Work to complete
Count every line below that contains "icon", then state the total with no other output.

--- Begin ---

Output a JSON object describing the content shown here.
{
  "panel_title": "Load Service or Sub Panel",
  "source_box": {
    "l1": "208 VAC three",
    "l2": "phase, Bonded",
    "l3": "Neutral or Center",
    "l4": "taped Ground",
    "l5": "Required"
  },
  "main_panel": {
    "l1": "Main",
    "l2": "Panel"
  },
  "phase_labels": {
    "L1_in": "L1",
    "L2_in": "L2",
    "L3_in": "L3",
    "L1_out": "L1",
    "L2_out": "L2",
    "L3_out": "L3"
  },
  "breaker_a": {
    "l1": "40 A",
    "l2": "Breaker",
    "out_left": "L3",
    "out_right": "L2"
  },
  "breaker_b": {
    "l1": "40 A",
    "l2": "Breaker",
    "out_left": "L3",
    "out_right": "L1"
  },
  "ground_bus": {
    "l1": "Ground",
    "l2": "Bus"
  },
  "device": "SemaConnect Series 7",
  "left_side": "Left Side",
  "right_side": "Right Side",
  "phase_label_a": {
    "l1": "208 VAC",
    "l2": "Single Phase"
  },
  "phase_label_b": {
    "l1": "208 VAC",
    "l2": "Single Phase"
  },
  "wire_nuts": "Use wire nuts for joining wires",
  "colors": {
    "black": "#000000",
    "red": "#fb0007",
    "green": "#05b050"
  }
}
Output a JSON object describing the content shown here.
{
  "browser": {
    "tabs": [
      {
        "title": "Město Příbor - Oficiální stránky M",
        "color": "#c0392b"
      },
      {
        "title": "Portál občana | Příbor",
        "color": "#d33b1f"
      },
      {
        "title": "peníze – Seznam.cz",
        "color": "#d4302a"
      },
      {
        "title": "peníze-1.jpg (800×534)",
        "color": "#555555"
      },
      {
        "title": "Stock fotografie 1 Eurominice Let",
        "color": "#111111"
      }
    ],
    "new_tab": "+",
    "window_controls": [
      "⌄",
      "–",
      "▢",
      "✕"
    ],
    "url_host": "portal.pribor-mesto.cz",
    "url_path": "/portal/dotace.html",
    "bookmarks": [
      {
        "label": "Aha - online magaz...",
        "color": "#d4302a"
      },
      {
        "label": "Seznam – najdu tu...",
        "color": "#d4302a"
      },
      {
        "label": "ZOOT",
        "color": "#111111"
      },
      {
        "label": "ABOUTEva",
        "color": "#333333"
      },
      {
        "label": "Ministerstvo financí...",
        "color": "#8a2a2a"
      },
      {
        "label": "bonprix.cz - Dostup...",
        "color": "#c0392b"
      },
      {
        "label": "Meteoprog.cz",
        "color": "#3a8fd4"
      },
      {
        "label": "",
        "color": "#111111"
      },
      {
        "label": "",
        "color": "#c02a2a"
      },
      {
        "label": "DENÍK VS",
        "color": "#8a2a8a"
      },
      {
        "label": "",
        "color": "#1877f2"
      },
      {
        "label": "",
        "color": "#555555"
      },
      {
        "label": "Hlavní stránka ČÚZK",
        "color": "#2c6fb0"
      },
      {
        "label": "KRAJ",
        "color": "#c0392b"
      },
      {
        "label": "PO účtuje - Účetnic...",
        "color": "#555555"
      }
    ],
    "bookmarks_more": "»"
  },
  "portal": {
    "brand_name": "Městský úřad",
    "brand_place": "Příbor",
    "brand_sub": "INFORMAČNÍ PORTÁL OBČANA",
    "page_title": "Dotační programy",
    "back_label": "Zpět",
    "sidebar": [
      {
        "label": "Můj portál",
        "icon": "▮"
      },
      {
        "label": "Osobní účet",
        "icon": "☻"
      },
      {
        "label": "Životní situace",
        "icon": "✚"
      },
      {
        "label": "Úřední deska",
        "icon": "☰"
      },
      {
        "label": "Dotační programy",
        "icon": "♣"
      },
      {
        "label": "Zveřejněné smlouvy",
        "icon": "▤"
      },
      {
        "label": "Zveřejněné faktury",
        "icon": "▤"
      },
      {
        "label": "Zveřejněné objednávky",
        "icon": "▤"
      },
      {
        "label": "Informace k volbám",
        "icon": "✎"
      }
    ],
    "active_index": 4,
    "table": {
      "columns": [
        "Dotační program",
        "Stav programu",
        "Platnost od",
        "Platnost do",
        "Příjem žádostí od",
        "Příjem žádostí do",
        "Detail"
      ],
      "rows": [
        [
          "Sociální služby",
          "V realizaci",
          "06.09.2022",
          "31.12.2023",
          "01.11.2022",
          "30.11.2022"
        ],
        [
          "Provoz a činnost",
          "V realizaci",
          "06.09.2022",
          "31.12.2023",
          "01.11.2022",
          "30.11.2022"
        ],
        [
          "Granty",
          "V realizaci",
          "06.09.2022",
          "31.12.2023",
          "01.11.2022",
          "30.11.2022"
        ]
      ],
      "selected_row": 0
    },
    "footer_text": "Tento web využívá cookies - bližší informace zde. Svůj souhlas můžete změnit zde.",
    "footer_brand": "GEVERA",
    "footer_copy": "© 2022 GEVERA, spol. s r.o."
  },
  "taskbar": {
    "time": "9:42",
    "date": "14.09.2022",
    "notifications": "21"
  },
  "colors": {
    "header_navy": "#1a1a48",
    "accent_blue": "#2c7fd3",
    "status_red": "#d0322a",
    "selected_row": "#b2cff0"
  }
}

--- End ---

Response
9